Stored items:
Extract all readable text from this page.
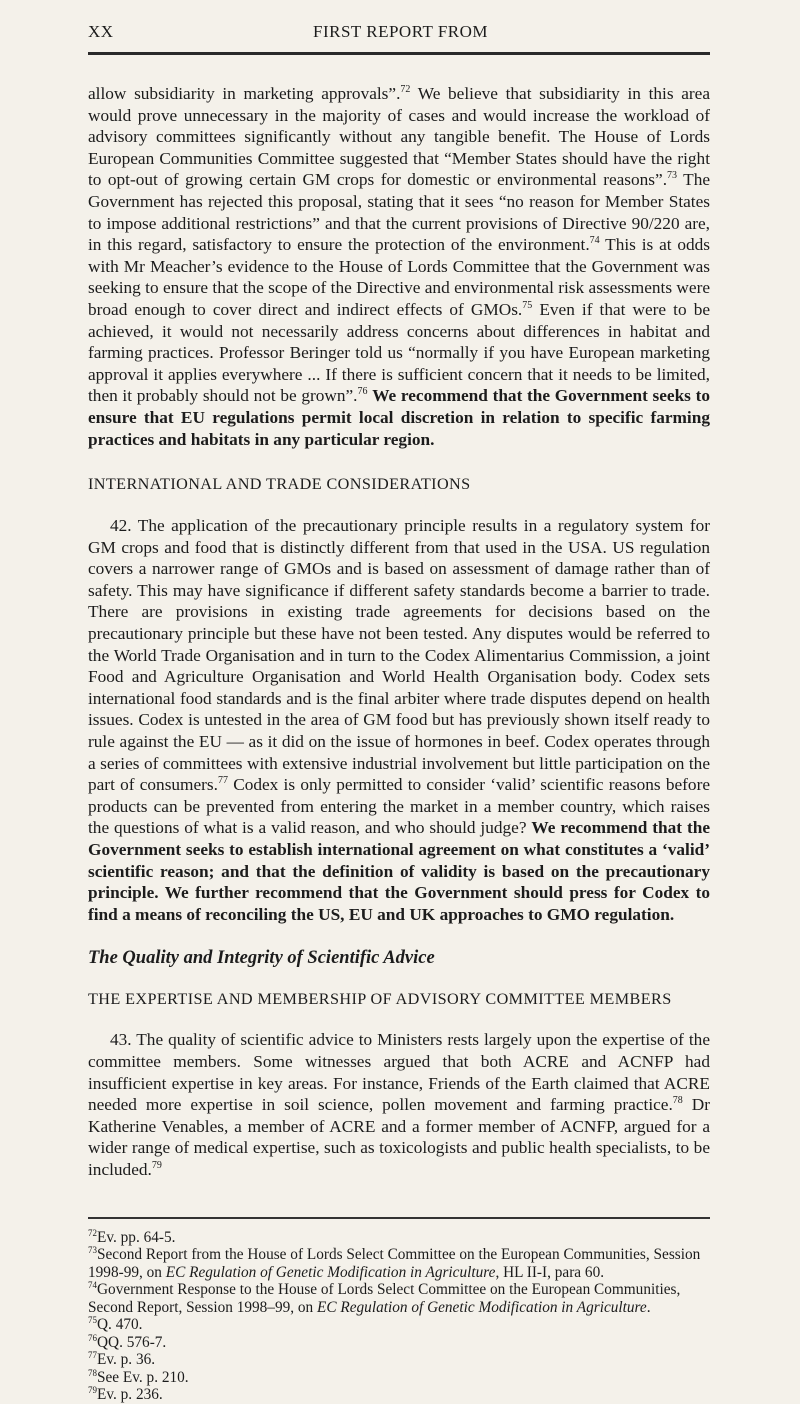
XX	FIRST REPORT FROM

allow subsidiarity in marketing approvals”.$^{72}$ We believe that subsidiarity in this area would prove unnecessary in the majority of cases and would increase the workload of advisory committees significantly without any tangible benefit. The House of Lords European Communities Committee suggested that “Member States should have the right to opt-out of growing certain GM crops for domestic or environmental reasons”.$^{73}$ The Government has rejected this proposal, stating that it sees “no reason for Member States to impose additional restrictions” and that the current provisions of Directive 90/220 are, in this regard, satisfactory to ensure the protection of the environment.$^{74}$ This is at odds with Mr Meacher’s evidence to the House of Lords Committee that the Government was seeking to ensure that the scope of the Directive and environmental risk assessments were broad enough to cover direct and indirect effects of GMOs.$^{75}$ Even if that were to be achieved, it would not necessarily address concerns about differences in habitat and farming practices. Professor Beringer told us “normally if you have European marketing approval it applies everywhere ... If there is sufficient concern that it needs to be limited, then it probably should not be grown”.$^{76}$ We recommend that the Government seeks to ensure that EU regulations permit local discretion in relation to specific farming practices and habitats in any particular region.

INTERNATIONAL AND TRADE CONSIDERATIONS

42. The application of the precautionary principle results in a regulatory system for GM crops and food that is distinctly different from that used in the USA. US regulation covers a narrower range of GMOs and is based on assessment of damage rather than of safety. This may have significance if different safety standards become a barrier to trade. There are provisions in existing trade agreements for decisions based on the precautionary principle but these have not been tested. Any disputes would be referred to the World Trade Organisation and in turn to the Codex Alimentarius Commission, a joint Food and Agriculture Organisation and World Health Organisation body. Codex sets international food standards and is the final arbiter where trade disputes depend on health issues. Codex is untested in the area of GM food but has previously shown itself ready to rule against the EU — as it did on the issue of hormones in beef. Codex operates through a series of committees with extensive industrial involvement but little participation on the part of consumers.$^{77}$ Codex is only permitted to consider ‘valid’ scientific reasons before products can be prevented from entering the market in a member country, which raises the questions of what is a valid reason, and who should judge? We recommend that the Government seeks to establish international agreement on what constitutes a ‘valid’ scientific reason; and that the definition of validity is based on the precautionary principle. We further recommend that the Government should press for Codex to find a means of reconciling the US, EU and UK approaches to GMO regulation.

The Quality and Integrity of Scientific Advice
THE EXPERTISE AND MEMBERSHIP OF ADVISORY COMMITTEE MEMBERS

43. The quality of scientific advice to Ministers rests largely upon the expertise of the committee members. Some witnesses argued that both ACRE and ACNFP had insufficient expertise in key areas. For instance, Friends of the Earth claimed that ACRE needed more expertise in soil science, pollen movement and farming practice.$^{78}$ Dr Katherine Venables, a member of ACRE and a former member of ACNFP, argued for a wider range of medical expertise, such as toxicologists and public health specialists, to be included.$^{79}$

$^{72}$Ev. pp. 64-5.

$^{73}$Second Report from the House of Lords Select Committee on the European Communities, Session 1998-99, on EC Regulation of Genetic Modification in Agriculture, HL II-I, para 60.

$^{74}$Government Response to the House of Lords Select Committee on the European Communities, Second Report, Session 1998–99, on EC Regulation of Genetic Modification in Agriculture.

$^{75}$Q. 470.

$^{76}$QQ. 576-7.

$^{77}$Ev. p. 36.

$^{78}$See Ev. p. 210.

$^{79}$Ev. p. 236.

Work to be completed ->
Copy each line of the records precisely and drop any images they hold.

Solution for this task ->
Extract all readable text from this page.
XX	FIRST REPORT FROM

allow subsidiarity in marketing approvals”.$^{72}$ We believe that subsidiarity in this area would prove unnecessary in the majority of cases and would increase the workload of advisory committees significantly without any tangible benefit. The House of Lords European Communities Committee suggested that “Member States should have the right to opt-out of growing certain GM crops for domestic or environmental reasons”.$^{73}$ The Government has rejected this proposal, stating that it sees “no reason for Member States to impose additional restrictions” and that the current provisions of Directive 90/220 are, in this regard, satisfactory to ensure the protection of the environment.$^{74}$ This is at odds with Mr Meacher’s evidence to the House of Lords Committee that the Government was seeking to ensure that the scope of the Directive and environmental risk assessments were broad enough to cover direct and indirect effects of GMOs.$^{75}$ Even if that were to be achieved, it would not necessarily address concerns about differences in habitat and farming practices. Professor Beringer told us “normally if you have European marketing approval it applies everywhere ... If there is sufficient concern that it needs to be limited, then it probably should not be grown”.$^{76}$ We recommend that the Government seeks to ensure that EU regulations permit local discretion in relation to specific farming practices and habitats in any particular region.

INTERNATIONAL AND TRADE CONSIDERATIONS

42. The application of the precautionary principle results in a regulatory system for GM crops and food that is distinctly different from that used in the USA. US regulation covers a narrower range of GMOs and is based on assessment of damage rather than of safety. This may have significance if different safety standards become a barrier to trade. There are provisions in existing trade agreements for decisions based on the precautionary principle but these have not been tested. Any disputes would be referred to the World Trade Organisation and in turn to the Codex Alimentarius Commission, a joint Food and Agriculture Organisation and World Health Organisation body. Codex sets international food standards and is the final arbiter where trade disputes depend on health issues. Codex is untested in the area of GM food but has previously shown itself ready to rule against the EU — as it did on the issue of hormones in beef. Codex operates through a series of committees with extensive industrial involvement but little participation on the part of consumers.$^{77}$ Codex is only permitted to consider ‘valid’ scientific reasons before products can be prevented from entering the market in a member country, which raises the questions of what is a valid reason, and who should judge? We recommend that the Government seeks to establish international agreement on what constitutes a ‘valid’ scientific reason; and that the definition of validity is based on the precautionary principle. We further recommend that the Government should press for Codex to find a means of reconciling the US, EU and UK approaches to GMO regulation.

The Quality and Integrity of Scientific Advice
THE EXPERTISE AND MEMBERSHIP OF ADVISORY COMMITTEE MEMBERS

43. The quality of scientific advice to Ministers rests largely upon the expertise of the committee members. Some witnesses argued that both ACRE and ACNFP had insufficient expertise in key areas. For instance, Friends of the Earth claimed that ACRE needed more expertise in soil science, pollen movement and farming practice.$^{78}$ Dr Katherine Venables, a member of ACRE and a former member of ACNFP, argued for a wider range of medical expertise, such as toxicologists and public health specialists, to be included.$^{79}$

$^{72}$Ev. pp. 64-5.

$^{73}$Second Report from the House of Lords Select Committee on the European Communities, Session 1998-99, on EC Regulation of Genetic Modification in Agriculture, HL II-I, para 60.

$^{74}$Government Response to the House of Lords Select Committee on the European Communities, Second Report, Session 1998–99, on EC Regulation of Genetic Modification in Agriculture.

$^{75}$Q. 470.

$^{76}$QQ. 576-7.

$^{77}$Ev. p. 36.

$^{78}$See Ev. p. 210.

$^{79}$Ev. p. 236.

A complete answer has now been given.